• _JOB_: Report, as a bare number, how many lines of the material below contain the word "this".

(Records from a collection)
- - - - - - -

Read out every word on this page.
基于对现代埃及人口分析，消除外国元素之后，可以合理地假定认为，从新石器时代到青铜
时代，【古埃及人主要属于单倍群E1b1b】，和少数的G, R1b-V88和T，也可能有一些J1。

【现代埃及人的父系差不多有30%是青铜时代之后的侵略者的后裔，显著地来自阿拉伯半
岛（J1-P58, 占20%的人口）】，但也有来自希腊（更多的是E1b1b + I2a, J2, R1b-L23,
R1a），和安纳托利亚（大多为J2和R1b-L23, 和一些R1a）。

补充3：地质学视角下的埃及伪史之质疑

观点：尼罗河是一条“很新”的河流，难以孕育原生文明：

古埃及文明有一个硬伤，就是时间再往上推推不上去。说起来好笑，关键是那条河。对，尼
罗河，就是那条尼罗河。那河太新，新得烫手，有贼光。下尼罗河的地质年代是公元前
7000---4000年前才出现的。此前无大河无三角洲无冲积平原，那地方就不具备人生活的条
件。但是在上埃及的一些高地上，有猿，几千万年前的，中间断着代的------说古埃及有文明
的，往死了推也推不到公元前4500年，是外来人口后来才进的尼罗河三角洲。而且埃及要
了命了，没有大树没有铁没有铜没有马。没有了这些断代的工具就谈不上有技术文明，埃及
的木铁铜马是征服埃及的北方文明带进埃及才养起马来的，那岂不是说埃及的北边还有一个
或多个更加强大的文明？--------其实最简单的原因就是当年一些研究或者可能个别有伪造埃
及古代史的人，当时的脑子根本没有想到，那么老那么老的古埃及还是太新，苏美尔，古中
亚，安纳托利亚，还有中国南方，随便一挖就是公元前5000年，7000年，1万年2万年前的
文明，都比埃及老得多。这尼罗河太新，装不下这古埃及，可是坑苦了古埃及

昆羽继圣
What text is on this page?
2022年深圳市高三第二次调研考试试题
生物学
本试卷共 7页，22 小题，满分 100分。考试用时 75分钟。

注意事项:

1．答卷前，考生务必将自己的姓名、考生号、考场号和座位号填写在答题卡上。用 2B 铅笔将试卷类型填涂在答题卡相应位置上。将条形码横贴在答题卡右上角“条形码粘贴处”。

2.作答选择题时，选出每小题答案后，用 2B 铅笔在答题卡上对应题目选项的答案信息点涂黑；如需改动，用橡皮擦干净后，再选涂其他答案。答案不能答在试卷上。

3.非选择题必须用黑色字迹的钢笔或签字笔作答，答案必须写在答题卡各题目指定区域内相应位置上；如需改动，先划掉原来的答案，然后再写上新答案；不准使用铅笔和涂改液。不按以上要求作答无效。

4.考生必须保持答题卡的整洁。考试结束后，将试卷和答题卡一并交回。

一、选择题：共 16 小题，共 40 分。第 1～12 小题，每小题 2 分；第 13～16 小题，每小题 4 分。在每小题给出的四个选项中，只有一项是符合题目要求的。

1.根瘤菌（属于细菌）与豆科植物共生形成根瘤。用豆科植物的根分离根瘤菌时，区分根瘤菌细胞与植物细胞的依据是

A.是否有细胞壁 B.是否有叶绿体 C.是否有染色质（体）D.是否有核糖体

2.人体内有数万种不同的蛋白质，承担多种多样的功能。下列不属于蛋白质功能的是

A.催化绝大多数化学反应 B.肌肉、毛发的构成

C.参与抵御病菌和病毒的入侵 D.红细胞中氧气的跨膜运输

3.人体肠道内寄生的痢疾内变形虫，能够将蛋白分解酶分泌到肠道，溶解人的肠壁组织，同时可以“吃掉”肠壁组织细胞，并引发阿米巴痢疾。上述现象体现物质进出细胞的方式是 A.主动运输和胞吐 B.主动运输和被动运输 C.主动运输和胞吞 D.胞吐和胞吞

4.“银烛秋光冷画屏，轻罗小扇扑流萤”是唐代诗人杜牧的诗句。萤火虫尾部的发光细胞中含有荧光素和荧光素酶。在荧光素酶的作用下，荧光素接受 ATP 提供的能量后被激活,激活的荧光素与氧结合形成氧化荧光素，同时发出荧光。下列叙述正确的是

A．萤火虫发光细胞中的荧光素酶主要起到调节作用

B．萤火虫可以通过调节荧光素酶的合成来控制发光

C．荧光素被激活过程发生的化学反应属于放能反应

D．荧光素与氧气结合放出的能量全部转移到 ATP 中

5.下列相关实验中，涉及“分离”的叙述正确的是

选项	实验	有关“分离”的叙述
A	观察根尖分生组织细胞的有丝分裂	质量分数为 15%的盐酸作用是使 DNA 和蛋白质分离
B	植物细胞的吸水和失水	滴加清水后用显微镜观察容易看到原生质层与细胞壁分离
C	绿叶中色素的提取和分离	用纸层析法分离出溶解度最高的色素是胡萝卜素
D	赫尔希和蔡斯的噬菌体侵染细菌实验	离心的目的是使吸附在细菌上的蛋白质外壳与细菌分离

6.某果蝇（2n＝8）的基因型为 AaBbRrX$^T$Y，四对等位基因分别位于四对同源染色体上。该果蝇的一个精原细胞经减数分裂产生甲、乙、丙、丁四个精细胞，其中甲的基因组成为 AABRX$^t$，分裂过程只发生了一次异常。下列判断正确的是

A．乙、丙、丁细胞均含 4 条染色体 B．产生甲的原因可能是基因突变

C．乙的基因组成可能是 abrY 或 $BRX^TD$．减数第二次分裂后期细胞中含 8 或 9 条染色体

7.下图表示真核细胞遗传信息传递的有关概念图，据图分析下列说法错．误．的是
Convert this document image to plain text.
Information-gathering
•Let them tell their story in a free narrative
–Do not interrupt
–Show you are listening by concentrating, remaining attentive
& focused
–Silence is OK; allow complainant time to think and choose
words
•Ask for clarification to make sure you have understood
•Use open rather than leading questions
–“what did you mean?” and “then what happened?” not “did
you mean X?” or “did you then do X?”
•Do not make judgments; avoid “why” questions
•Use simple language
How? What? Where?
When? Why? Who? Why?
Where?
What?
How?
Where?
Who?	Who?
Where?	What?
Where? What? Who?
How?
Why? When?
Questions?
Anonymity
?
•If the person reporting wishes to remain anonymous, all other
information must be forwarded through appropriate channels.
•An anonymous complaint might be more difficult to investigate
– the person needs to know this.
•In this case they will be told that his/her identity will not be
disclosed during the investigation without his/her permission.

- - - - - - -

• _TASK SOLUTION_: 5